In the listing below, pick out lines with "this".

:: DATASET EXCERPTS

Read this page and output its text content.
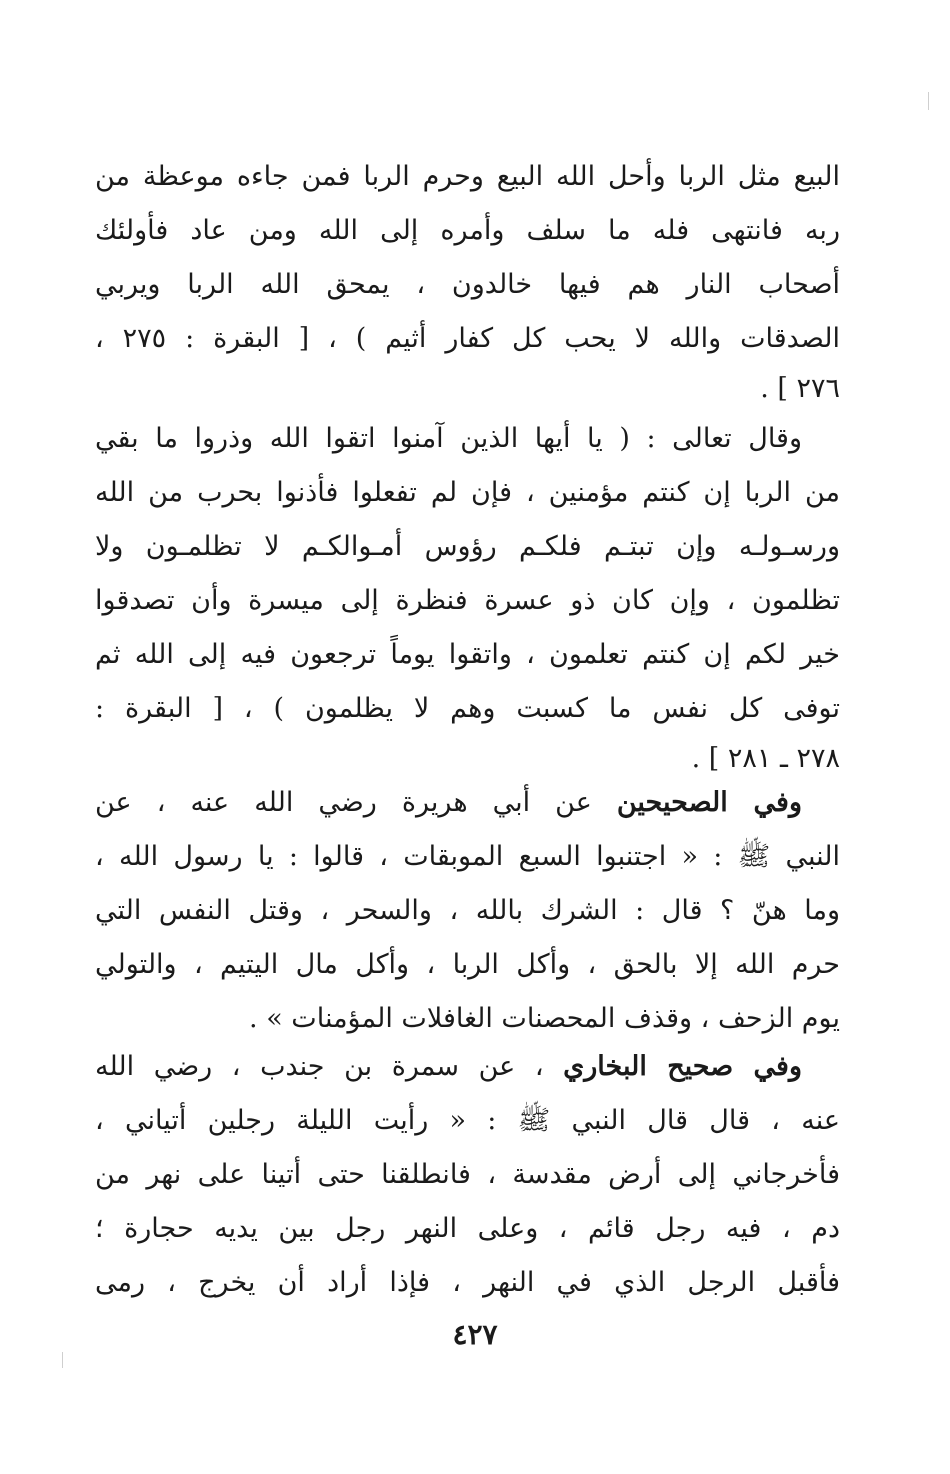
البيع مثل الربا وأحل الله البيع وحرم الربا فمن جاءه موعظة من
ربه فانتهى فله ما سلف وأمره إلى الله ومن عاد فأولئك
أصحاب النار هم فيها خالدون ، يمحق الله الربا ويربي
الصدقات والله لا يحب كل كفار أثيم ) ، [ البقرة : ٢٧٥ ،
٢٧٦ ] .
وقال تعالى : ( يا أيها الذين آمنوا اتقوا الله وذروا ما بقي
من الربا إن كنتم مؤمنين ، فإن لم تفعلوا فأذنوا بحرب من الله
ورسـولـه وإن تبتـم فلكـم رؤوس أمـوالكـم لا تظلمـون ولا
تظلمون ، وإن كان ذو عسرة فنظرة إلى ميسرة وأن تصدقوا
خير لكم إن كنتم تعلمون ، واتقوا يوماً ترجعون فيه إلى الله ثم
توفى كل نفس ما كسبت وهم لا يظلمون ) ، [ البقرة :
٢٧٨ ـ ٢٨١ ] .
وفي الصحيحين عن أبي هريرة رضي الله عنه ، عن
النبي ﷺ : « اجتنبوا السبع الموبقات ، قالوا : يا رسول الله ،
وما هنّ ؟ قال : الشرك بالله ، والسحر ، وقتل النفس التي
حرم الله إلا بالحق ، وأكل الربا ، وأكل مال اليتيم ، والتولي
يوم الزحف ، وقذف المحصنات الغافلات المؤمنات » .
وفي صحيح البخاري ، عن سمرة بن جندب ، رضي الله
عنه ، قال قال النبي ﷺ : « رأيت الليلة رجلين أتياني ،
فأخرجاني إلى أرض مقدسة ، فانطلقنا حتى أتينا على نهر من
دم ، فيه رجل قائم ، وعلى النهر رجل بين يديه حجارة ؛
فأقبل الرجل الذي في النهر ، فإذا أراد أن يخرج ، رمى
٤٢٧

::::
:: DATASET EXCERPTS

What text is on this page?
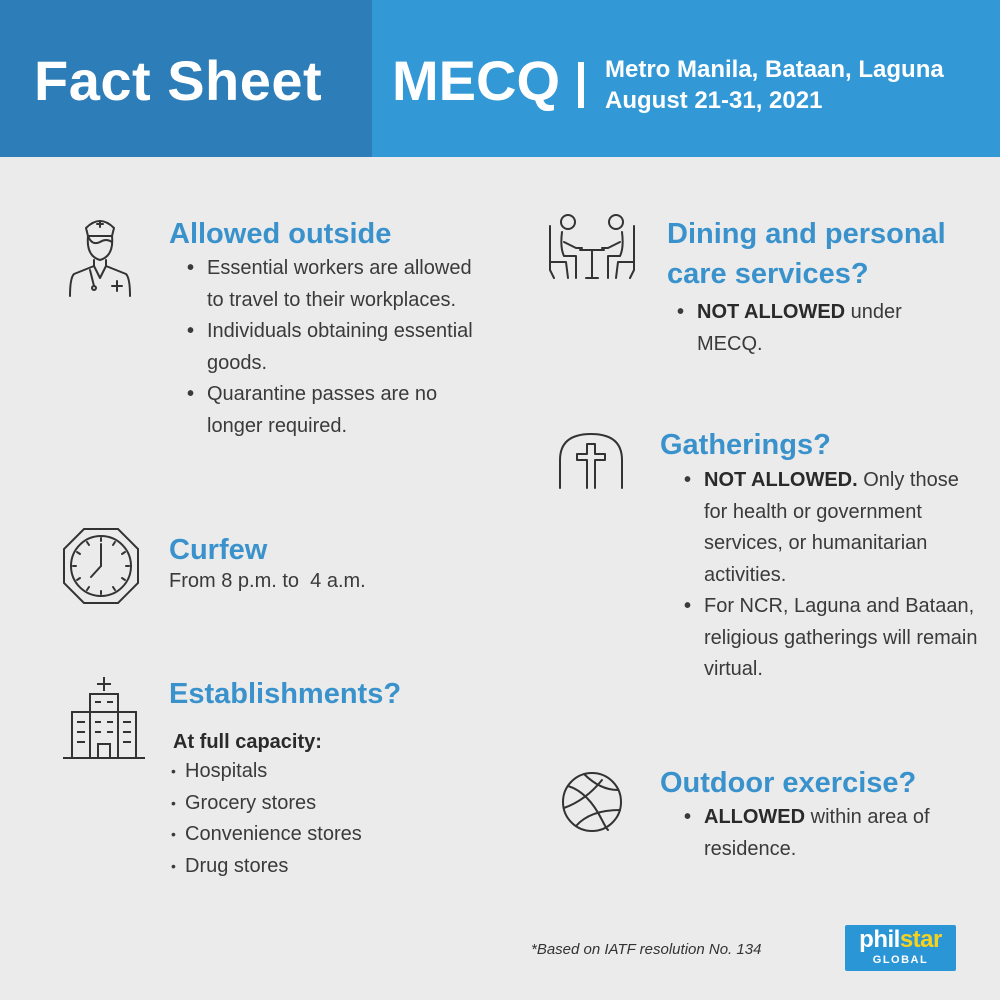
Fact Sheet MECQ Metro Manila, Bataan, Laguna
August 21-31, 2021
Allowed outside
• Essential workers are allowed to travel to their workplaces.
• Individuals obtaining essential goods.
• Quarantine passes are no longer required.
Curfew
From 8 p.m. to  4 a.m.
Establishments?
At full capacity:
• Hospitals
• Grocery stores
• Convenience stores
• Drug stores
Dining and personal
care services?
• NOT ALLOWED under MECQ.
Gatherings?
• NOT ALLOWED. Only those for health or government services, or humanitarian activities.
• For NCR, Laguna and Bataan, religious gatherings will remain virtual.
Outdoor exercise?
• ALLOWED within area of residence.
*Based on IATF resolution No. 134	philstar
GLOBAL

::::

TASK RESPONSE —
Read this page and output its text content.
What text is on this page?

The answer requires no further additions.